--- begin DATA LISTING ---
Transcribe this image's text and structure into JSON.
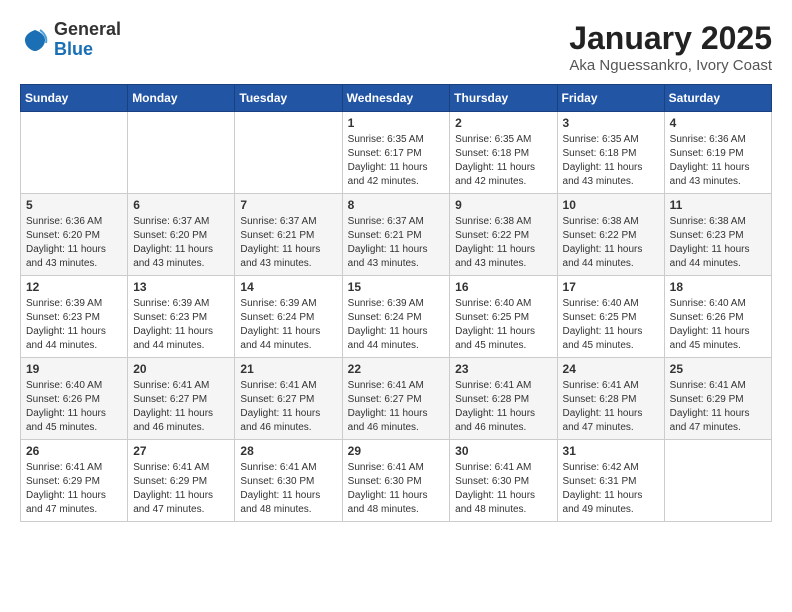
{
  "logo": {
    "general": "General",
    "blue": "Blue"
  },
  "title": "January 2025",
  "location": "Aka Nguessankro, Ivory Coast",
  "days_header": [
    "Sunday",
    "Monday",
    "Tuesday",
    "Wednesday",
    "Thursday",
    "Friday",
    "Saturday"
  ],
  "weeks": [
    [
      {
        "day": "",
        "info": ""
      },
      {
        "day": "",
        "info": ""
      },
      {
        "day": "",
        "info": ""
      },
      {
        "day": "1",
        "info": "Sunrise: 6:35 AM\nSunset: 6:17 PM\nDaylight: 11 hours\nand 42 minutes."
      },
      {
        "day": "2",
        "info": "Sunrise: 6:35 AM\nSunset: 6:18 PM\nDaylight: 11 hours\nand 42 minutes."
      },
      {
        "day": "3",
        "info": "Sunrise: 6:35 AM\nSunset: 6:18 PM\nDaylight: 11 hours\nand 43 minutes."
      },
      {
        "day": "4",
        "info": "Sunrise: 6:36 AM\nSunset: 6:19 PM\nDaylight: 11 hours\nand 43 minutes."
      }
    ],
    [
      {
        "day": "5",
        "info": "Sunrise: 6:36 AM\nSunset: 6:20 PM\nDaylight: 11 hours\nand 43 minutes."
      },
      {
        "day": "6",
        "info": "Sunrise: 6:37 AM\nSunset: 6:20 PM\nDaylight: 11 hours\nand 43 minutes."
      },
      {
        "day": "7",
        "info": "Sunrise: 6:37 AM\nSunset: 6:21 PM\nDaylight: 11 hours\nand 43 minutes."
      },
      {
        "day": "8",
        "info": "Sunrise: 6:37 AM\nSunset: 6:21 PM\nDaylight: 11 hours\nand 43 minutes."
      },
      {
        "day": "9",
        "info": "Sunrise: 6:38 AM\nSunset: 6:22 PM\nDaylight: 11 hours\nand 43 minutes."
      },
      {
        "day": "10",
        "info": "Sunrise: 6:38 AM\nSunset: 6:22 PM\nDaylight: 11 hours\nand 44 minutes."
      },
      {
        "day": "11",
        "info": "Sunrise: 6:38 AM\nSunset: 6:23 PM\nDaylight: 11 hours\nand 44 minutes."
      }
    ],
    [
      {
        "day": "12",
        "info": "Sunrise: 6:39 AM\nSunset: 6:23 PM\nDaylight: 11 hours\nand 44 minutes."
      },
      {
        "day": "13",
        "info": "Sunrise: 6:39 AM\nSunset: 6:23 PM\nDaylight: 11 hours\nand 44 minutes."
      },
      {
        "day": "14",
        "info": "Sunrise: 6:39 AM\nSunset: 6:24 PM\nDaylight: 11 hours\nand 44 minutes."
      },
      {
        "day": "15",
        "info": "Sunrise: 6:39 AM\nSunset: 6:24 PM\nDaylight: 11 hours\nand 44 minutes."
      },
      {
        "day": "16",
        "info": "Sunrise: 6:40 AM\nSunset: 6:25 PM\nDaylight: 11 hours\nand 45 minutes."
      },
      {
        "day": "17",
        "info": "Sunrise: 6:40 AM\nSunset: 6:25 PM\nDaylight: 11 hours\nand 45 minutes."
      },
      {
        "day": "18",
        "info": "Sunrise: 6:40 AM\nSunset: 6:26 PM\nDaylight: 11 hours\nand 45 minutes."
      }
    ],
    [
      {
        "day": "19",
        "info": "Sunrise: 6:40 AM\nSunset: 6:26 PM\nDaylight: 11 hours\nand 45 minutes."
      },
      {
        "day": "20",
        "info": "Sunrise: 6:41 AM\nSunset: 6:27 PM\nDaylight: 11 hours\nand 46 minutes."
      },
      {
        "day": "21",
        "info": "Sunrise: 6:41 AM\nSunset: 6:27 PM\nDaylight: 11 hours\nand 46 minutes."
      },
      {
        "day": "22",
        "info": "Sunrise: 6:41 AM\nSunset: 6:27 PM\nDaylight: 11 hours\nand 46 minutes."
      },
      {
        "day": "23",
        "info": "Sunrise: 6:41 AM\nSunset: 6:28 PM\nDaylight: 11 hours\nand 46 minutes."
      },
      {
        "day": "24",
        "info": "Sunrise: 6:41 AM\nSunset: 6:28 PM\nDaylight: 11 hours\nand 47 minutes."
      },
      {
        "day": "25",
        "info": "Sunrise: 6:41 AM\nSunset: 6:29 PM\nDaylight: 11 hours\nand 47 minutes."
      }
    ],
    [
      {
        "day": "26",
        "info": "Sunrise: 6:41 AM\nSunset: 6:29 PM\nDaylight: 11 hours\nand 47 minutes."
      },
      {
        "day": "27",
        "info": "Sunrise: 6:41 AM\nSunset: 6:29 PM\nDaylight: 11 hours\nand 47 minutes."
      },
      {
        "day": "28",
        "info": "Sunrise: 6:41 AM\nSunset: 6:30 PM\nDaylight: 11 hours\nand 48 minutes."
      },
      {
        "day": "29",
        "info": "Sunrise: 6:41 AM\nSunset: 6:30 PM\nDaylight: 11 hours\nand 48 minutes."
      },
      {
        "day": "30",
        "info": "Sunrise: 6:41 AM\nSunset: 6:30 PM\nDaylight: 11 hours\nand 48 minutes."
      },
      {
        "day": "31",
        "info": "Sunrise: 6:42 AM\nSunset: 6:31 PM\nDaylight: 11 hours\nand 49 minutes."
      },
      {
        "day": "",
        "info": ""
      }
    ]
  ]
}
--- end DATA LISTING ---
### [GOAL]
All preceding records should be duplicated verbatim, images excepted.

### [CORRECT RESULT]
Transcribe this image's text and structure into JSON.
{
  "logo": {
    "general": "General",
    "blue": "Blue"
  },
  "title": "January 2025",
  "location": "Aka Nguessankro, Ivory Coast",
  "days_header": [
    "Sunday",
    "Monday",
    "Tuesday",
    "Wednesday",
    "Thursday",
    "Friday",
    "Saturday"
  ],
  "weeks": [
    [
      {
        "day": "",
        "info": ""
      },
      {
        "day": "",
        "info": ""
      },
      {
        "day": "",
        "info": ""
      },
      {
        "day": "1",
        "info": "Sunrise: 6:35 AM\nSunset: 6:17 PM\nDaylight: 11 hours\nand 42 minutes."
      },
      {
        "day": "2",
        "info": "Sunrise: 6:35 AM\nSunset: 6:18 PM\nDaylight: 11 hours\nand 42 minutes."
      },
      {
        "day": "3",
        "info": "Sunrise: 6:35 AM\nSunset: 6:18 PM\nDaylight: 11 hours\nand 43 minutes."
      },
      {
        "day": "4",
        "info": "Sunrise: 6:36 AM\nSunset: 6:19 PM\nDaylight: 11 hours\nand 43 minutes."
      }
    ],
    [
      {
        "day": "5",
        "info": "Sunrise: 6:36 AM\nSunset: 6:20 PM\nDaylight: 11 hours\nand 43 minutes."
      },
      {
        "day": "6",
        "info": "Sunrise: 6:37 AM\nSunset: 6:20 PM\nDaylight: 11 hours\nand 43 minutes."
      },
      {
        "day": "7",
        "info": "Sunrise: 6:37 AM\nSunset: 6:21 PM\nDaylight: 11 hours\nand 43 minutes."
      },
      {
        "day": "8",
        "info": "Sunrise: 6:37 AM\nSunset: 6:21 PM\nDaylight: 11 hours\nand 43 minutes."
      },
      {
        "day": "9",
        "info": "Sunrise: 6:38 AM\nSunset: 6:22 PM\nDaylight: 11 hours\nand 43 minutes."
      },
      {
        "day": "10",
        "info": "Sunrise: 6:38 AM\nSunset: 6:22 PM\nDaylight: 11 hours\nand 44 minutes."
      },
      {
        "day": "11",
        "info": "Sunrise: 6:38 AM\nSunset: 6:23 PM\nDaylight: 11 hours\nand 44 minutes."
      }
    ],
    [
      {
        "day": "12",
        "info": "Sunrise: 6:39 AM\nSunset: 6:23 PM\nDaylight: 11 hours\nand 44 minutes."
      },
      {
        "day": "13",
        "info": "Sunrise: 6:39 AM\nSunset: 6:23 PM\nDaylight: 11 hours\nand 44 minutes."
      },
      {
        "day": "14",
        "info": "Sunrise: 6:39 AM\nSunset: 6:24 PM\nDaylight: 11 hours\nand 44 minutes."
      },
      {
        "day": "15",
        "info": "Sunrise: 6:39 AM\nSunset: 6:24 PM\nDaylight: 11 hours\nand 44 minutes."
      },
      {
        "day": "16",
        "info": "Sunrise: 6:40 AM\nSunset: 6:25 PM\nDaylight: 11 hours\nand 45 minutes."
      },
      {
        "day": "17",
        "info": "Sunrise: 6:40 AM\nSunset: 6:25 PM\nDaylight: 11 hours\nand 45 minutes."
      },
      {
        "day": "18",
        "info": "Sunrise: 6:40 AM\nSunset: 6:26 PM\nDaylight: 11 hours\nand 45 minutes."
      }
    ],
    [
      {
        "day": "19",
        "info": "Sunrise: 6:40 AM\nSunset: 6:26 PM\nDaylight: 11 hours\nand 45 minutes."
      },
      {
        "day": "20",
        "info": "Sunrise: 6:41 AM\nSunset: 6:27 PM\nDaylight: 11 hours\nand 46 minutes."
      },
      {
        "day": "21",
        "info": "Sunrise: 6:41 AM\nSunset: 6:27 PM\nDaylight: 11 hours\nand 46 minutes."
      },
      {
        "day": "22",
        "info": "Sunrise: 6:41 AM\nSunset: 6:27 PM\nDaylight: 11 hours\nand 46 minutes."
      },
      {
        "day": "23",
        "info": "Sunrise: 6:41 AM\nSunset: 6:28 PM\nDaylight: 11 hours\nand 46 minutes."
      },
      {
        "day": "24",
        "info": "Sunrise: 6:41 AM\nSunset: 6:28 PM\nDaylight: 11 hours\nand 47 minutes."
      },
      {
        "day": "25",
        "info": "Sunrise: 6:41 AM\nSunset: 6:29 PM\nDaylight: 11 hours\nand 47 minutes."
      }
    ],
    [
      {
        "day": "26",
        "info": "Sunrise: 6:41 AM\nSunset: 6:29 PM\nDaylight: 11 hours\nand 47 minutes."
      },
      {
        "day": "27",
        "info": "Sunrise: 6:41 AM\nSunset: 6:29 PM\nDaylight: 11 hours\nand 47 minutes."
      },
      {
        "day": "28",
        "info": "Sunrise: 6:41 AM\nSunset: 6:30 PM\nDaylight: 11 hours\nand 48 minutes."
      },
      {
        "day": "29",
        "info": "Sunrise: 6:41 AM\nSunset: 6:30 PM\nDaylight: 11 hours\nand 48 minutes."
      },
      {
        "day": "30",
        "info": "Sunrise: 6:41 AM\nSunset: 6:30 PM\nDaylight: 11 hours\nand 48 minutes."
      },
      {
        "day": "31",
        "info": "Sunrise: 6:42 AM\nSunset: 6:31 PM\nDaylight: 11 hours\nand 49 minutes."
      },
      {
        "day": "",
        "info": ""
      }
    ]
  ]
}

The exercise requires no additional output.